(Figure record extracts)
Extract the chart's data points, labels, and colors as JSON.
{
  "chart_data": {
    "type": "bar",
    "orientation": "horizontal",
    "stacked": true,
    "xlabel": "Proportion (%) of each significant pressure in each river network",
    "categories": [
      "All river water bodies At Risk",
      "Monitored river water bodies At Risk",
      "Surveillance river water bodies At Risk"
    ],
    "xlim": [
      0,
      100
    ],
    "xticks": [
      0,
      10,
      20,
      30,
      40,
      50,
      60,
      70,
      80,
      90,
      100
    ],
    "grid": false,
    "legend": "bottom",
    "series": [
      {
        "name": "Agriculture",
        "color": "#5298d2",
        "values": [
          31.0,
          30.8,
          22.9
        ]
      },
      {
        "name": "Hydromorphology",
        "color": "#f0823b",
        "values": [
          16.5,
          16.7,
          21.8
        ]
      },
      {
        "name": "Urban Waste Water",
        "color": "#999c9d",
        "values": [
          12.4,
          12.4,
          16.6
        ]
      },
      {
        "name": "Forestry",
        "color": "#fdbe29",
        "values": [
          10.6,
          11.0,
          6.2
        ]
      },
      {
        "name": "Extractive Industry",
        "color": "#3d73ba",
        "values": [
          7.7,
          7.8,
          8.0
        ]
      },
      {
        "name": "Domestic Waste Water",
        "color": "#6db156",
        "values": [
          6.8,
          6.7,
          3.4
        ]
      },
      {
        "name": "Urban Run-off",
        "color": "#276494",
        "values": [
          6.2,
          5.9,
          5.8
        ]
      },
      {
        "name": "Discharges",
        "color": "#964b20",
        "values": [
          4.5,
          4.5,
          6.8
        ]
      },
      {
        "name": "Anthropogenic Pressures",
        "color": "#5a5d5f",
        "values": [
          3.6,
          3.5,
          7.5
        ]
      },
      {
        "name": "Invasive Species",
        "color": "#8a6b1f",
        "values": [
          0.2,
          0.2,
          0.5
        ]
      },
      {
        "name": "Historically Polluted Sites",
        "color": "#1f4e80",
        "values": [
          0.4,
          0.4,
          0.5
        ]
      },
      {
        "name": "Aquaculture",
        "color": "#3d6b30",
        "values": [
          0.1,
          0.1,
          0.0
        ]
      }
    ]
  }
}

▶ [Work to be completed]: Please set down all the data word for word.

▶ [Reply to the task]:
Extract the chart's data points, labels, and colors as JSON.
{
  "chart_data": {
    "type": "bar",
    "orientation": "horizontal",
    "stacked": true,
    "xlabel": "Proportion (%) of each significant pressure in each river network",
    "categories": [
      "All river water bodies At Risk",
      "Monitored river water bodies At Risk",
      "Surveillance river water bodies At Risk"
    ],
    "xlim": [
      0,
      100
    ],
    "xticks": [
      0,
      10,
      20,
      30,
      40,
      50,
      60,
      70,
      80,
      90,
      100
    ],
    "grid": false,
    "legend": "bottom",
    "series": [
      {
        "name": "Agriculture",
        "color": "#5298d2",
        "values": [
          31.0,
          30.8,
          22.9
        ]
      },
      {
        "name": "Hydromorphology",
        "color": "#f0823b",
        "values": [
          16.5,
          16.7,
          21.8
        ]
      },
      {
        "name": "Urban Waste Water",
        "color": "#999c9d",
        "values": [
          12.4,
          12.4,
          16.6
        ]
      },
      {
        "name": "Forestry",
        "color": "#fdbe29",
        "values": [
          10.6,
          11.0,
          6.2
        ]
      },
      {
        "name": "Extractive Industry",
        "color": "#3d73ba",
        "values": [
          7.7,
          7.8,
          8.0
        ]
      },
      {
        "name": "Domestic Waste Water",
        "color": "#6db156",
        "values": [
          6.8,
          6.7,
          3.4
        ]
      },
      {
        "name": "Urban Run-off",
        "color": "#276494",
        "values": [
          6.2,
          5.9,
          5.8
        ]
      },
      {
        "name": "Discharges",
        "color": "#964b20",
        "values": [
          4.5,
          4.5,
          6.8
        ]
      },
      {
        "name": "Anthropogenic Pressures",
        "color": "#5a5d5f",
        "values": [
          3.6,
          3.5,
          7.5
        ]
      },
      {
        "name": "Invasive Species",
        "color": "#8a6b1f",
        "values": [
          0.2,
          0.2,
          0.5
        ]
      },
      {
        "name": "Historically Polluted Sites",
        "color": "#1f4e80",
        "values": [
          0.4,
          0.4,
          0.5
        ]
      },
      {
        "name": "Aquaculture",
        "color": "#3d6b30",
        "values": [
          0.1,
          0.1,
          0.0
        ]
      }
    ]
  }
}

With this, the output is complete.